## AIM OF THE EXERCISE
Bring together copies of the lines in the data below that contain the word "described".

*** Opening of DATA SUPPLIED ***

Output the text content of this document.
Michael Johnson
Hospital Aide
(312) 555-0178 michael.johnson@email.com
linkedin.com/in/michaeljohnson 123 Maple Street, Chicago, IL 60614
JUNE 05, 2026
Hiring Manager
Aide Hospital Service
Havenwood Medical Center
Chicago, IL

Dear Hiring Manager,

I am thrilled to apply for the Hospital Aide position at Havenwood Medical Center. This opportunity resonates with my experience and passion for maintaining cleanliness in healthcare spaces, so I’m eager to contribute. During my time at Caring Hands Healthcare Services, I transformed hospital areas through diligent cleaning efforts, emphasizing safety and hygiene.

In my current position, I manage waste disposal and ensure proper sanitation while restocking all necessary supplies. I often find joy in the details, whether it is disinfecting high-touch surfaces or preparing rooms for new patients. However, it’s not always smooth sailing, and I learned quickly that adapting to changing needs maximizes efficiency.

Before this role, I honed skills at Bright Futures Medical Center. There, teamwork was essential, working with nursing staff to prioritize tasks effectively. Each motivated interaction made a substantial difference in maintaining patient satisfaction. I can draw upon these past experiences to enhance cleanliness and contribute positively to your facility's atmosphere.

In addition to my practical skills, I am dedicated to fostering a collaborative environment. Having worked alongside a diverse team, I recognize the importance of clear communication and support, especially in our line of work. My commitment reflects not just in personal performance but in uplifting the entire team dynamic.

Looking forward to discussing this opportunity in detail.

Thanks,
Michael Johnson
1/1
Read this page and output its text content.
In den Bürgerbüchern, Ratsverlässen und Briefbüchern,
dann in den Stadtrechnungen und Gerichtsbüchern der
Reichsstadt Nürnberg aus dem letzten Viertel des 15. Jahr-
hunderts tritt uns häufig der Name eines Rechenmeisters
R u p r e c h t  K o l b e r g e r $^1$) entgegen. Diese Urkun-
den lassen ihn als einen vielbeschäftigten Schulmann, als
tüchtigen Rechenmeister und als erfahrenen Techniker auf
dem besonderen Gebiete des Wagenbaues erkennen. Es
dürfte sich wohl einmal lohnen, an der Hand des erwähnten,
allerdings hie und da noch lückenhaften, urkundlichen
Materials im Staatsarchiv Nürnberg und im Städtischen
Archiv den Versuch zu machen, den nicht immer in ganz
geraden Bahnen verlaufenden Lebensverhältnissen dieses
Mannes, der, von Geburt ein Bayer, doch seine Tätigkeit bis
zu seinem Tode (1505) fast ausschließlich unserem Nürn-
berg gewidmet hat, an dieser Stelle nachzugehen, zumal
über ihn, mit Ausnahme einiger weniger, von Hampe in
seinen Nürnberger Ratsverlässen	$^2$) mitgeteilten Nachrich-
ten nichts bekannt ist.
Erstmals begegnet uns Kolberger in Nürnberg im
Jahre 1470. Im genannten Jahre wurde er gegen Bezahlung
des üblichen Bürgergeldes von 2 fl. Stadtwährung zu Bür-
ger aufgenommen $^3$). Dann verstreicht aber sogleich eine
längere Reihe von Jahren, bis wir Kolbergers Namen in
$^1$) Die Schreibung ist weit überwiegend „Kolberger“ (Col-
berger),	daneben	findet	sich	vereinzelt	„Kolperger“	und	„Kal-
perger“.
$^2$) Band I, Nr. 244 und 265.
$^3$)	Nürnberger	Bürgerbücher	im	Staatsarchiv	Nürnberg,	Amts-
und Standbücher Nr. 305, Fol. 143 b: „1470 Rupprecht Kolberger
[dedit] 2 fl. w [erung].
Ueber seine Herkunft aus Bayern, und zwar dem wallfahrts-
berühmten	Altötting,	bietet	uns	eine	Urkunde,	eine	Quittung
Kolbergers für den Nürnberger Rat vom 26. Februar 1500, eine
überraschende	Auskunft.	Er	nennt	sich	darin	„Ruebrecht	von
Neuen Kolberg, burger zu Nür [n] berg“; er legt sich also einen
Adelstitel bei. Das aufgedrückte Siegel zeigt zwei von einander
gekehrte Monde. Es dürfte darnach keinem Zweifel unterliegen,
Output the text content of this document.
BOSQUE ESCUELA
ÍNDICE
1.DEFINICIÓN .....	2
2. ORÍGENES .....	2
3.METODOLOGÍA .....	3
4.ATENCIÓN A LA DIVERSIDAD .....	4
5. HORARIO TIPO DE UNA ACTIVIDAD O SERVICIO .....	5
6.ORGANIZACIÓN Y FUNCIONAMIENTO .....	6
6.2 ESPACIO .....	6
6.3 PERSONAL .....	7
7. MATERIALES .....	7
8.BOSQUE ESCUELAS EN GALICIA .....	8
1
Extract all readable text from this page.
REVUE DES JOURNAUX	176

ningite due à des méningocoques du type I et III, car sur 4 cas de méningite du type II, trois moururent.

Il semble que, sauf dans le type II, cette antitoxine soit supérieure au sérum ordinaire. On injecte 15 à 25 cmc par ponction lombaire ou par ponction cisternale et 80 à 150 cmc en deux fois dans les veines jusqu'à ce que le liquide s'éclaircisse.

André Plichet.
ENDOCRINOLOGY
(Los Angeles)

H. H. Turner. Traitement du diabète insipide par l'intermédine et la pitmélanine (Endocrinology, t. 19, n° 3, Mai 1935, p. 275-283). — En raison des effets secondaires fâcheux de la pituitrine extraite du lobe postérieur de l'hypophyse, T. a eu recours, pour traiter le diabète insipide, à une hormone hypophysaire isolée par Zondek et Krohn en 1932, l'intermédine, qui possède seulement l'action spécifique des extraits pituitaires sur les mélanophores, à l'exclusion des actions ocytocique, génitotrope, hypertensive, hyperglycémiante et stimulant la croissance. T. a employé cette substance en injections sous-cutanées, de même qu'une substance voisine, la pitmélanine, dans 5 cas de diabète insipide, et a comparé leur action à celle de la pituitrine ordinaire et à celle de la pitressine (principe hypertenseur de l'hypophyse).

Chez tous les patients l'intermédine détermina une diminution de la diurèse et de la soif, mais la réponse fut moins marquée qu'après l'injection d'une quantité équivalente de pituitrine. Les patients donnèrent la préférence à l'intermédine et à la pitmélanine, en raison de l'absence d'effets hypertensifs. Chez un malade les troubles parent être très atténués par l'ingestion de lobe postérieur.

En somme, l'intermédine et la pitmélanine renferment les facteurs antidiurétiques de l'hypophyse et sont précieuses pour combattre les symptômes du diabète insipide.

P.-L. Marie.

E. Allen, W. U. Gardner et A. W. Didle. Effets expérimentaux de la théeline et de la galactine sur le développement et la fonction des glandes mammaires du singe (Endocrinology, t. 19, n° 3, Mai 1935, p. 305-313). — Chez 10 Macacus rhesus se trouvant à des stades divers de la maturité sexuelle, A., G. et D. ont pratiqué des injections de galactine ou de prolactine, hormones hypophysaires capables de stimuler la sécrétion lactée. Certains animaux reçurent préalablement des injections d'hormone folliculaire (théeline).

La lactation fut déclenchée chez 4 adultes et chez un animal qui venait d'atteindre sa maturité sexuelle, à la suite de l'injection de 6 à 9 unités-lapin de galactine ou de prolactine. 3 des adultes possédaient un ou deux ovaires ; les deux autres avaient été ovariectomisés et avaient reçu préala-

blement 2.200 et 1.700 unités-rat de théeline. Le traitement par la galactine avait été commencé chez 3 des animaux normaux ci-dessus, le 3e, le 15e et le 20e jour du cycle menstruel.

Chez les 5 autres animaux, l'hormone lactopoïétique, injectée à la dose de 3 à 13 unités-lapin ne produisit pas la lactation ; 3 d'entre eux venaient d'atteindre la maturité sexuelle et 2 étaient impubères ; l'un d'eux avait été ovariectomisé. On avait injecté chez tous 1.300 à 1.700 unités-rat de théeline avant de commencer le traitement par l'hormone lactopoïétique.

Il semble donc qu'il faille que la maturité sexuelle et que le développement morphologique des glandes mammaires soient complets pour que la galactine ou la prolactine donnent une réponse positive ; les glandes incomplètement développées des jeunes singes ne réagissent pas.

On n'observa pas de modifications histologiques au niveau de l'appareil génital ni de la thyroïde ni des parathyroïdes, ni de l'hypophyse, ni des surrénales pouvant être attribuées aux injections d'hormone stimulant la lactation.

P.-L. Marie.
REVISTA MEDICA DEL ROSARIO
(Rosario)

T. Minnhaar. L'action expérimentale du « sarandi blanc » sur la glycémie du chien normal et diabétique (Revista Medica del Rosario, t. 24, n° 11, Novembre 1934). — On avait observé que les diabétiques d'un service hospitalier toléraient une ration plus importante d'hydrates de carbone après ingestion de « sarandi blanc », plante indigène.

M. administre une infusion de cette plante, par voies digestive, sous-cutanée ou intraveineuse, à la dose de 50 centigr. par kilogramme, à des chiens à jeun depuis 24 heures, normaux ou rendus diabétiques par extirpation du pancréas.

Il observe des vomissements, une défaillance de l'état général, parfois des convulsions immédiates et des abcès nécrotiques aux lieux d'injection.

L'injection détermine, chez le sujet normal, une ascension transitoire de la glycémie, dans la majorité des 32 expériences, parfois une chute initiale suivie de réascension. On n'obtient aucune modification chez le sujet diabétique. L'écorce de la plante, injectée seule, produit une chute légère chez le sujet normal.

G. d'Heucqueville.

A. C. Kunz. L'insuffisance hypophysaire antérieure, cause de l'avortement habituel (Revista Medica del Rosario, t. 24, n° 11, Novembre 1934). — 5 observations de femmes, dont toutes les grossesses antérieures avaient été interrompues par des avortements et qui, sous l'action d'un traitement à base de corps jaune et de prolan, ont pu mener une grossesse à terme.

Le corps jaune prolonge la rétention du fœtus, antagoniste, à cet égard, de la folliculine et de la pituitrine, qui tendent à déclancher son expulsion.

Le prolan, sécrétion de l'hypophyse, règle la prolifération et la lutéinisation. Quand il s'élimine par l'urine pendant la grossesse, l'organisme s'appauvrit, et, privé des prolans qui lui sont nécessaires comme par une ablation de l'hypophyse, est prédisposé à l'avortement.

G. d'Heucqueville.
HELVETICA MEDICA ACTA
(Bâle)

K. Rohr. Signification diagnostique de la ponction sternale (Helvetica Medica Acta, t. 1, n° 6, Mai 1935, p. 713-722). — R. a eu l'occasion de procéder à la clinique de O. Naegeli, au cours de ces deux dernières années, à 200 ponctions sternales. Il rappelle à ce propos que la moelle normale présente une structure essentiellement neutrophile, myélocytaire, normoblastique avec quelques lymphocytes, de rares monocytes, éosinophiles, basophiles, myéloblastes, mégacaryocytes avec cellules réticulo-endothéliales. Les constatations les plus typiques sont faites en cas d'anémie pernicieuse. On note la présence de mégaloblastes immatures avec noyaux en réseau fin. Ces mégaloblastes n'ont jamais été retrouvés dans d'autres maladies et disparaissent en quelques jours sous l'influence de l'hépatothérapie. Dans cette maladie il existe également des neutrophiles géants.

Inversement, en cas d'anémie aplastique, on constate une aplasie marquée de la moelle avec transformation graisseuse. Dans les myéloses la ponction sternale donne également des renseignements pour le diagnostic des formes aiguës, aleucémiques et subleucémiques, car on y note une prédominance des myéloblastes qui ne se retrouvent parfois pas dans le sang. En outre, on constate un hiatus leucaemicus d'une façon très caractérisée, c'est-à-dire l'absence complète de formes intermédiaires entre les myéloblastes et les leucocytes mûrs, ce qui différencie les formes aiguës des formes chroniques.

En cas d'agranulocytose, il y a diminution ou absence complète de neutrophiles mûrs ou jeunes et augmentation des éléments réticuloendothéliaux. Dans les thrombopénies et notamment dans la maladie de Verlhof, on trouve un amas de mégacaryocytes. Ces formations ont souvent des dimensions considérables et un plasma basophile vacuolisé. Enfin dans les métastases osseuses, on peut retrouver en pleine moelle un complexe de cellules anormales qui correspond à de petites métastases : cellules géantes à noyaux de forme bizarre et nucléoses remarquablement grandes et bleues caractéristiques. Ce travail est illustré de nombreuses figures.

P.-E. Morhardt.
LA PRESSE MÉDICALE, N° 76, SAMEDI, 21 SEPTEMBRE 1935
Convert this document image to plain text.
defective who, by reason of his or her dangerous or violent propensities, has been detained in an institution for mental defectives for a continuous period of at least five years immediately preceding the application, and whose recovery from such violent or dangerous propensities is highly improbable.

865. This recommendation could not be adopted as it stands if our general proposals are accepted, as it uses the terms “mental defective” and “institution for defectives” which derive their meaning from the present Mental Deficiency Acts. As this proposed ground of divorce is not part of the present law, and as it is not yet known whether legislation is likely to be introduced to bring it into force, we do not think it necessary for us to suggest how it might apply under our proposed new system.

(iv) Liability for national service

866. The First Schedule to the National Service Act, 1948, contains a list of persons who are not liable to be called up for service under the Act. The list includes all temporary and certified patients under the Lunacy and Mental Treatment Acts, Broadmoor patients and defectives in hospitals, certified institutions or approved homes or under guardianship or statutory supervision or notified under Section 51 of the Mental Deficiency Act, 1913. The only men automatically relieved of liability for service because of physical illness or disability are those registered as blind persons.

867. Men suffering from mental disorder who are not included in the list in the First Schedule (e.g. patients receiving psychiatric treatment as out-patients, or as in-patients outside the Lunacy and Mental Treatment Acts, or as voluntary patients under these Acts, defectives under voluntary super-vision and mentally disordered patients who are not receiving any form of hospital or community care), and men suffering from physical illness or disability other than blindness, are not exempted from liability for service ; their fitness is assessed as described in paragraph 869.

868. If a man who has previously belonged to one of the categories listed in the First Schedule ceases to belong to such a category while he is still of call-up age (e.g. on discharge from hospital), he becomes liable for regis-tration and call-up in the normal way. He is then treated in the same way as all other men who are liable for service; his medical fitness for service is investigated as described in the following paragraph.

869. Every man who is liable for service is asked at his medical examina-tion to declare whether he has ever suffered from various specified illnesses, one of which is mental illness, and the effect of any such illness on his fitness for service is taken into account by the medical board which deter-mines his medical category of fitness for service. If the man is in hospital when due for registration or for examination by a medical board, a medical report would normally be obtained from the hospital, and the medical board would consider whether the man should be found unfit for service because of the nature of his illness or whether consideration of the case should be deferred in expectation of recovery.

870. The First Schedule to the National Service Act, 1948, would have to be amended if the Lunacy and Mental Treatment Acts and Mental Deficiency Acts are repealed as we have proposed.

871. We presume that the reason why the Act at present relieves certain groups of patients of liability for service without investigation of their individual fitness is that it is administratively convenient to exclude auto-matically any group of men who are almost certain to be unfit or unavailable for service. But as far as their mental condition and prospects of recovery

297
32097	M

*** Close of DATA SUPPLIED ***

## RESPONSE BELOW
867. Men suffering from mental disorder who are not included in the list in the First Schedule (e.g. patients receiving psychiatric treatment as out-patients, or as in-patients outside the Lunacy and Mental Treatment Acts, or as voluntary patients under these Acts, defectives under voluntary super-vision and mentally disordered patients who are not receiving any form of hospital or community care), and men suffering from physical illness or disability other than blindness, are not exempted from liability for service ; their fitness is assessed as described in paragraph 869.
868. If a man who has previously belonged to one of the categories listed in the First Schedule ceases to belong to such a category while he is still of call-up age (e.g. on discharge from hospital), he becomes liable for regis-tration and call-up in the normal way. He is then treated in the same way as all other men who are liable for service; his medical fitness for service is investigated as described in the following paragraph.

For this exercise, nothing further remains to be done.